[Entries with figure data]
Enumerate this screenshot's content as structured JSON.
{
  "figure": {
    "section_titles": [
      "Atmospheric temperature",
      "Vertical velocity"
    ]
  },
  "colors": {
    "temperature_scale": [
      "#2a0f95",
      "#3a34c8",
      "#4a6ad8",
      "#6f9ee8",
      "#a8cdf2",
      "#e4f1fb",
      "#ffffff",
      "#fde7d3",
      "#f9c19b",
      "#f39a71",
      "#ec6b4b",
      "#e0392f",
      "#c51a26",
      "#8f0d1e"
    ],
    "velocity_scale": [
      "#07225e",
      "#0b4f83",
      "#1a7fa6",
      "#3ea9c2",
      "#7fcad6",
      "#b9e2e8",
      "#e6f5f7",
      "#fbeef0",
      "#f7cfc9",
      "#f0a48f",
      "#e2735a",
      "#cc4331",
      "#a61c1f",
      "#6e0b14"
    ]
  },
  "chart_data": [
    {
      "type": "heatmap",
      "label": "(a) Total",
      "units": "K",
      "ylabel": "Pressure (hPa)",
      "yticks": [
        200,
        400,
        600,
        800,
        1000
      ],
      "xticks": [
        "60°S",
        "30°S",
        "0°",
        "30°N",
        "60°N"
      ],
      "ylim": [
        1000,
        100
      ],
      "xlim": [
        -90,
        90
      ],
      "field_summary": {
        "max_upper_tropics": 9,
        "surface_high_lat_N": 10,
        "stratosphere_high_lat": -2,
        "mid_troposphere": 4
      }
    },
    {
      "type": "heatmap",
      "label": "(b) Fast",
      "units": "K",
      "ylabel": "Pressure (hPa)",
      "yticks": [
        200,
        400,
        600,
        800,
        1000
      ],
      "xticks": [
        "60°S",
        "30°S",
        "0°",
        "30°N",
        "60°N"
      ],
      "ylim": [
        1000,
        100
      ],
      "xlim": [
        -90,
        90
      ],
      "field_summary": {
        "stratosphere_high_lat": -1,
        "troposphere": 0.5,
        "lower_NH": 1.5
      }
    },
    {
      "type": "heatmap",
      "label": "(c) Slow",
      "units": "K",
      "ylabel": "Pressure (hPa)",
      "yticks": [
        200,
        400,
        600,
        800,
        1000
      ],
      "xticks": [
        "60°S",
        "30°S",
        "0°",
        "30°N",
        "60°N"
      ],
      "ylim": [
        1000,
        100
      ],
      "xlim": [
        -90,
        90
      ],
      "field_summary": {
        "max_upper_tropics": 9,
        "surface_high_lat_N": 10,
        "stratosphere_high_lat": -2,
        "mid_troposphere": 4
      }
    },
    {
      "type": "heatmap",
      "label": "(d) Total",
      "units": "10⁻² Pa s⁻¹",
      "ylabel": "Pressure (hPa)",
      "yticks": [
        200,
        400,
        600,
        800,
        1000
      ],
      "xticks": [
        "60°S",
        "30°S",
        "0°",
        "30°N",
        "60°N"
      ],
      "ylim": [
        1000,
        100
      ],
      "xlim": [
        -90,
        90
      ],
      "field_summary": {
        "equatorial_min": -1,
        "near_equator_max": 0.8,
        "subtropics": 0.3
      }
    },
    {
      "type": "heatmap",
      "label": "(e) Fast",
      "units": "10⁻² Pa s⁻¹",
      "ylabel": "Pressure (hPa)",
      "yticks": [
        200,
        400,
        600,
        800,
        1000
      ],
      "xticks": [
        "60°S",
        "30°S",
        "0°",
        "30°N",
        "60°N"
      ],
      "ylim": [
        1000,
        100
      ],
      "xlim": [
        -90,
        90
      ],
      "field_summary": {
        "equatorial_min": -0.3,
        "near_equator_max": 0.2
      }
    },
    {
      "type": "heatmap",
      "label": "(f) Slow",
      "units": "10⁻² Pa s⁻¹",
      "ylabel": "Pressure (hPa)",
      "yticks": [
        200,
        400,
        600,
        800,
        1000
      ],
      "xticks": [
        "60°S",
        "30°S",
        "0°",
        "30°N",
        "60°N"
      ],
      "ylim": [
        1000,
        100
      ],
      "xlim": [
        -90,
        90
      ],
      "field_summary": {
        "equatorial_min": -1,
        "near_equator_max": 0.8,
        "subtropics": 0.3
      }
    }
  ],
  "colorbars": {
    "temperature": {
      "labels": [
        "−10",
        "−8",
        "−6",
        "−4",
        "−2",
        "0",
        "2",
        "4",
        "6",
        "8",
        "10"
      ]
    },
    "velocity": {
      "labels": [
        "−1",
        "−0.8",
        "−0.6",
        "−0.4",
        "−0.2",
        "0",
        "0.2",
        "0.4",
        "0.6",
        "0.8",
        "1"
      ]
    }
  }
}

PROBLEM STATEMENT:
Recite the full listing above exactly.

SOLUTION TO THE PROBLEM:
Enumerate this screenshot's content as structured JSON.
{
  "figure": {
    "section_titles": [
      "Atmospheric temperature",
      "Vertical velocity"
    ]
  },
  "colors": {
    "temperature_scale": [
      "#2a0f95",
      "#3a34c8",
      "#4a6ad8",
      "#6f9ee8",
      "#a8cdf2",
      "#e4f1fb",
      "#ffffff",
      "#fde7d3",
      "#f9c19b",
      "#f39a71",
      "#ec6b4b",
      "#e0392f",
      "#c51a26",
      "#8f0d1e"
    ],
    "velocity_scale": [
      "#07225e",
      "#0b4f83",
      "#1a7fa6",
      "#3ea9c2",
      "#7fcad6",
      "#b9e2e8",
      "#e6f5f7",
      "#fbeef0",
      "#f7cfc9",
      "#f0a48f",
      "#e2735a",
      "#cc4331",
      "#a61c1f",
      "#6e0b14"
    ]
  },
  "chart_data": [
    {
      "type": "heatmap",
      "label": "(a) Total",
      "units": "K",
      "ylabel": "Pressure (hPa)",
      "yticks": [
        200,
        400,
        600,
        800,
        1000
      ],
      "xticks": [
        "60°S",
        "30°S",
        "0°",
        "30°N",
        "60°N"
      ],
      "ylim": [
        1000,
        100
      ],
      "xlim": [
        -90,
        90
      ],
      "field_summary": {
        "max_upper_tropics": 9,
        "surface_high_lat_N": 10,
        "stratosphere_high_lat": -2,
        "mid_troposphere": 4
      }
    },
    {
      "type": "heatmap",
      "label": "(b) Fast",
      "units": "K",
      "ylabel": "Pressure (hPa)",
      "yticks": [
        200,
        400,
        600,
        800,
        1000
      ],
      "xticks": [
        "60°S",
        "30°S",
        "0°",
        "30°N",
        "60°N"
      ],
      "ylim": [
        1000,
        100
      ],
      "xlim": [
        -90,
        90
      ],
      "field_summary": {
        "stratosphere_high_lat": -1,
        "troposphere": 0.5,
        "lower_NH": 1.5
      }
    },
    {
      "type": "heatmap",
      "label": "(c) Slow",
      "units": "K",
      "ylabel": "Pressure (hPa)",
      "yticks": [
        200,
        400,
        600,
        800,
        1000
      ],
      "xticks": [
        "60°S",
        "30°S",
        "0°",
        "30°N",
        "60°N"
      ],
      "ylim": [
        1000,
        100
      ],
      "xlim": [
        -90,
        90
      ],
      "field_summary": {
        "max_upper_tropics": 9,
        "surface_high_lat_N": 10,
        "stratosphere_high_lat": -2,
        "mid_troposphere": 4
      }
    },
    {
      "type": "heatmap",
      "label": "(d) Total",
      "units": "10⁻² Pa s⁻¹",
      "ylabel": "Pressure (hPa)",
      "yticks": [
        200,
        400,
        600,
        800,
        1000
      ],
      "xticks": [
        "60°S",
        "30°S",
        "0°",
        "30°N",
        "60°N"
      ],
      "ylim": [
        1000,
        100
      ],
      "xlim": [
        -90,
        90
      ],
      "field_summary": {
        "equatorial_min": -1,
        "near_equator_max": 0.8,
        "subtropics": 0.3
      }
    },
    {
      "type": "heatmap",
      "label": "(e) Fast",
      "units": "10⁻² Pa s⁻¹",
      "ylabel": "Pressure (hPa)",
      "yticks": [
        200,
        400,
        600,
        800,
        1000
      ],
      "xticks": [
        "60°S",
        "30°S",
        "0°",
        "30°N",
        "60°N"
      ],
      "ylim": [
        1000,
        100
      ],
      "xlim": [
        -90,
        90
      ],
      "field_summary": {
        "equatorial_min": -0.3,
        "near_equator_max": 0.2
      }
    },
    {
      "type": "heatmap",
      "label": "(f) Slow",
      "units": "10⁻² Pa s⁻¹",
      "ylabel": "Pressure (hPa)",
      "yticks": [
        200,
        400,
        600,
        800,
        1000
      ],
      "xticks": [
        "60°S",
        "30°S",
        "0°",
        "30°N",
        "60°N"
      ],
      "ylim": [
        1000,
        100
      ],
      "xlim": [
        -90,
        90
      ],
      "field_summary": {
        "equatorial_min": -1,
        "near_equator_max": 0.8,
        "subtropics": 0.3
      }
    }
  ],
  "colorbars": {
    "temperature": {
      "labels": [
        "−10",
        "−8",
        "−6",
        "−4",
        "−2",
        "0",
        "2",
        "4",
        "6",
        "8",
        "10"
      ]
    },
    "velocity": {
      "labels": [
        "−1",
        "−0.8",
        "−0.6",
        "−0.4",
        "−0.2",
        "0",
        "0.2",
        "0.4",
        "0.6",
        "0.8",
        "1"
      ]
    }
  }
}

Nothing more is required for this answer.